Your goal -> Write the count of lines that contain the word "December" and nothing else.
'''
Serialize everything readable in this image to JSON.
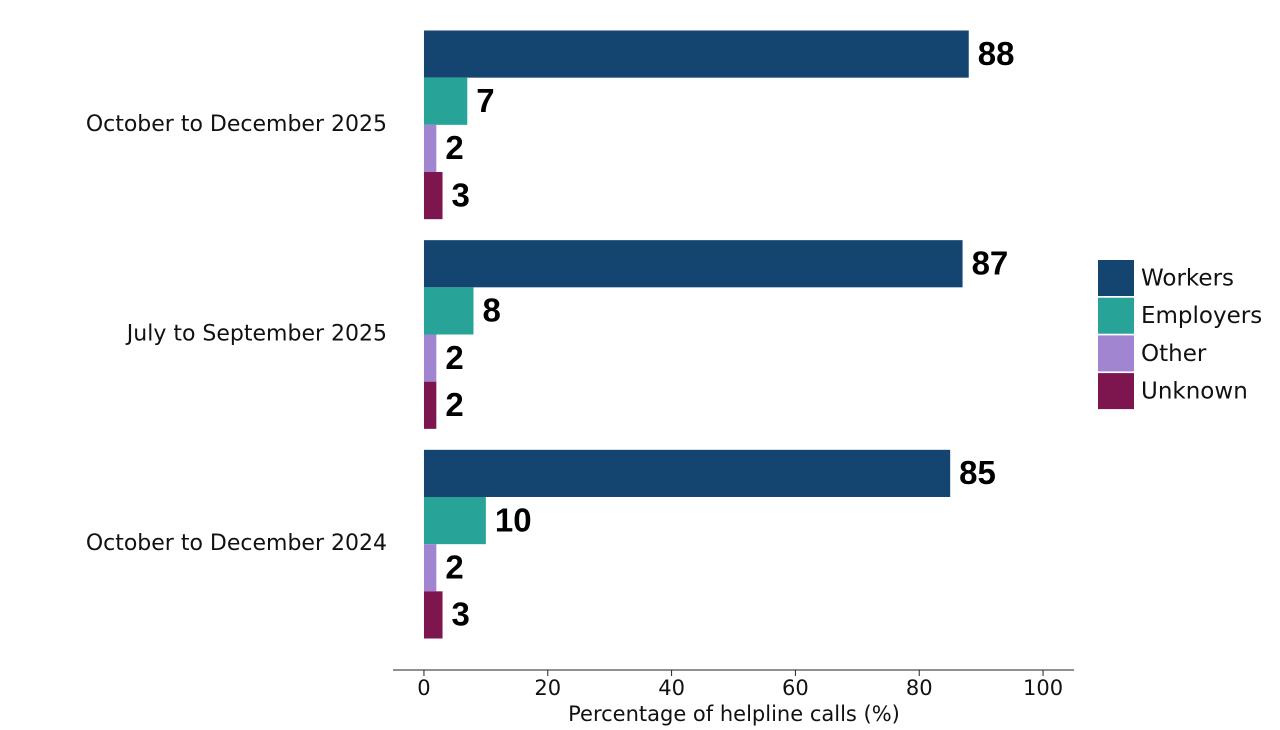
{
  "chart_data": {
    "type": "bar",
    "orientation": "horizontal",
    "categories": [
      "October to December 2025",
      "July to September 2025",
      "October to December 2024"
    ],
    "series": [
      {
        "name": "Workers",
        "color": "#144470",
        "values": [
          88,
          87,
          85
        ]
      },
      {
        "name": "Employers",
        "color": "#28a397",
        "values": [
          7,
          8,
          10
        ]
      },
      {
        "name": "Other",
        "color": "#a285d0",
        "values": [
          2,
          2,
          2
        ]
      },
      {
        "name": "Unknown",
        "color": "#7d154e",
        "values": [
          3,
          2,
          3
        ]
      }
    ],
    "xlabel": "Percentage of helpline calls (%)",
    "xlim": [
      -5,
      105
    ],
    "xticks": [
      0,
      20,
      40,
      60,
      80,
      100
    ],
    "legend": "right"
  }
}
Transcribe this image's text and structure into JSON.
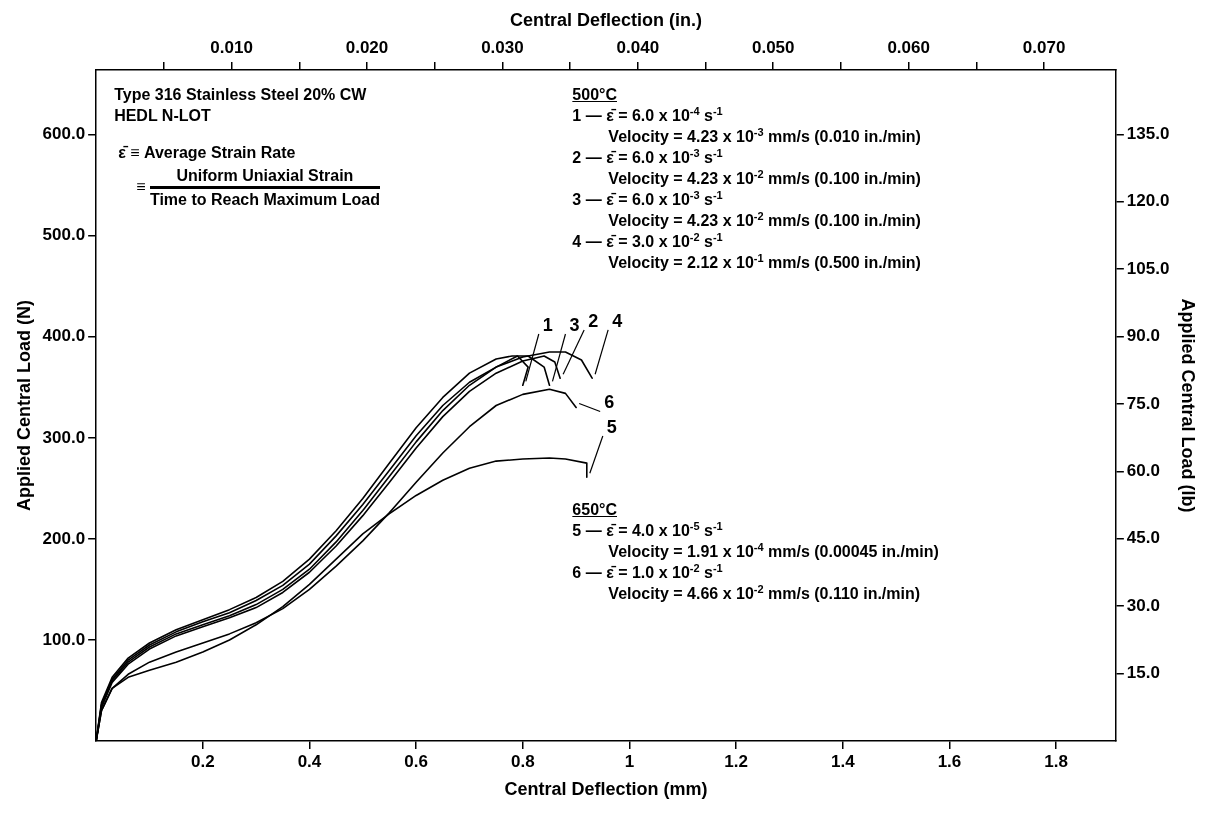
{
  "chart_data": {
    "type": "line",
    "xlabel": "Central Deflection (mm)",
    "x2label": "Central Deflection (in.)",
    "ylabel": "Applied Central Load (N)",
    "y2label": "Applied Central Load (lb)",
    "xlim": [
      0,
      1.912
    ],
    "xticks": [
      0.2,
      0.4,
      0.6,
      0.8,
      1.0,
      1.2,
      1.4,
      1.6,
      1.8
    ],
    "x2lim": [
      0,
      0.0753
    ],
    "x2ticks": [
      {
        "value": 0.005,
        "label": null
      },
      {
        "value": 0.01,
        "label": "0.010"
      },
      {
        "value": 0.015,
        "label": null
      },
      {
        "value": 0.02,
        "label": "0.020"
      },
      {
        "value": 0.025,
        "label": null
      },
      {
        "value": 0.03,
        "label": "0.030"
      },
      {
        "value": 0.035,
        "label": null
      },
      {
        "value": 0.04,
        "label": "0.040"
      },
      {
        "value": 0.045,
        "label": null
      },
      {
        "value": 0.05,
        "label": "0.050"
      },
      {
        "value": 0.055,
        "label": null
      },
      {
        "value": 0.06,
        "label": "0.060"
      },
      {
        "value": 0.065,
        "label": null
      },
      {
        "value": 0.07,
        "label": "0.070"
      }
    ],
    "ylim": [
      0,
      664
    ],
    "yticks": [
      {
        "value": 100,
        "label": "100.0"
      },
      {
        "value": 200,
        "label": "200.0"
      },
      {
        "value": 300,
        "label": "300.0"
      },
      {
        "value": 400,
        "label": "400.0"
      },
      {
        "value": 500,
        "label": "500.0"
      },
      {
        "value": 600,
        "label": "600.0"
      }
    ],
    "y2lim": [
      0,
      149.3
    ],
    "y2ticks": [
      {
        "value": 15,
        "label": "15.0"
      },
      {
        "value": 30,
        "label": "30.0"
      },
      {
        "value": 45,
        "label": "45.0"
      },
      {
        "value": 60,
        "label": "60.0"
      },
      {
        "value": 75,
        "label": "75.0"
      },
      {
        "value": 90,
        "label": "90.0"
      },
      {
        "value": 105,
        "label": "105.0"
      },
      {
        "value": 120,
        "label": "120.0"
      },
      {
        "value": 135,
        "label": "135.0"
      }
    ],
    "marker": "none",
    "line_style": "solid",
    "series": [
      {
        "name": "1",
        "color": "#000000",
        "x": [
          0,
          0.01,
          0.03,
          0.06,
          0.1,
          0.15,
          0.2,
          0.25,
          0.3,
          0.35,
          0.4,
          0.45,
          0.5,
          0.55,
          0.6,
          0.65,
          0.7,
          0.75,
          0.79,
          0.81,
          0.8
        ],
        "values": [
          0,
          35,
          60,
          78,
          93,
          106,
          115,
          124,
          135,
          150,
          170,
          197,
          228,
          262,
          296,
          327,
          352,
          370,
          381,
          370,
          352
        ]
      },
      {
        "name": "2",
        "color": "#000000",
        "x": [
          0,
          0.01,
          0.03,
          0.06,
          0.1,
          0.15,
          0.2,
          0.25,
          0.3,
          0.35,
          0.4,
          0.45,
          0.5,
          0.55,
          0.6,
          0.65,
          0.7,
          0.75,
          0.8,
          0.84,
          0.86,
          0.87
        ],
        "values": [
          0,
          33,
          58,
          76,
          91,
          104,
          113,
          122,
          132,
          147,
          167,
          193,
          223,
          256,
          290,
          321,
          346,
          364,
          376,
          381,
          375,
          359
        ]
      },
      {
        "name": "3",
        "color": "#000000",
        "x": [
          0,
          0.01,
          0.03,
          0.06,
          0.1,
          0.15,
          0.2,
          0.25,
          0.3,
          0.35,
          0.4,
          0.45,
          0.5,
          0.55,
          0.6,
          0.65,
          0.7,
          0.75,
          0.78,
          0.81,
          0.84,
          0.85
        ],
        "values": [
          0,
          38,
          63,
          82,
          97,
          110,
          120,
          130,
          142,
          158,
          180,
          208,
          240,
          275,
          310,
          340,
          364,
          378,
          381,
          381,
          370,
          352
        ]
      },
      {
        "name": "4",
        "color": "#000000",
        "x": [
          0,
          0.01,
          0.03,
          0.06,
          0.1,
          0.15,
          0.2,
          0.25,
          0.3,
          0.35,
          0.4,
          0.45,
          0.5,
          0.55,
          0.6,
          0.65,
          0.7,
          0.75,
          0.8,
          0.85,
          0.88,
          0.91,
          0.93
        ],
        "values": [
          0,
          36,
          61,
          80,
          95,
          108,
          118,
          127,
          139,
          154,
          175,
          203,
          234,
          268,
          302,
          332,
          355,
          370,
          380,
          385,
          385,
          377,
          359
        ]
      },
      {
        "name": "5",
        "color": "#000000",
        "x": [
          0,
          0.01,
          0.03,
          0.06,
          0.1,
          0.15,
          0.2,
          0.25,
          0.3,
          0.35,
          0.4,
          0.45,
          0.5,
          0.55,
          0.6,
          0.65,
          0.7,
          0.75,
          0.8,
          0.85,
          0.88,
          0.92,
          0.92
        ],
        "values": [
          0,
          30,
          52,
          63,
          70,
          78,
          88,
          100,
          115,
          133,
          155,
          180,
          205,
          225,
          243,
          258,
          270,
          277,
          279,
          280,
          279,
          275,
          261
        ]
      },
      {
        "name": "6",
        "color": "#000000",
        "x": [
          0,
          0.01,
          0.03,
          0.06,
          0.1,
          0.15,
          0.2,
          0.25,
          0.3,
          0.35,
          0.4,
          0.45,
          0.5,
          0.55,
          0.6,
          0.65,
          0.7,
          0.75,
          0.8,
          0.85,
          0.88,
          0.9
        ],
        "values": [
          0,
          30,
          52,
          66,
          78,
          88,
          97,
          106,
          117,
          131,
          150,
          173,
          198,
          226,
          256,
          285,
          311,
          332,
          343,
          348,
          344,
          330
        ]
      }
    ],
    "annotations": [
      "Type 316 Stainless Steel 20% CW",
      "HEDL N-LOT",
      "ε̄ ≡ Average Strain Rate",
      "≡",
      "Uniform Uniaxial Strain",
      "Time to Reach Maximum Load",
      "500°C",
      "1 — ε̄ = 6.0 x 10$^{-4}$ s$^{-1}$",
      "Velocity = 4.23 x 10$^{-3}$ mm/s (0.010 in./min)",
      "2 — ε̄ = 6.0 x 10$^{-3}$ s$^{-1}$",
      "Velocity = 4.23 x 10$^{-2}$ mm/s (0.100 in./min)",
      "3 — ε̄ = 6.0 x 10$^{-3}$ s$^{-1}$",
      "Velocity = 4.23 x 10$^{-2}$ mm/s (0.100 in./min)",
      "4 — ε̄ = 3.0 x 10$^{-2}$ s$^{-1}$",
      "Velocity = 2.12 x 10$^{-1}$ mm/s (0.500 in./min)",
      "650°C",
      "5 — ε̄ = 4.0 x 10$^{-5}$ s$^{-1}$",
      "Velocity = 1.91 x 10$^{-4}$ mm/s (0.00045 in./min)",
      "6 — ε̄ = 1.0 x 10$^{-2}$ s$^{-1}$",
      "Velocity = 4.66 x 10$^{-2}$ mm/s (0.110 in./min)"
    ]
  }
}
'''
Written solution -> 2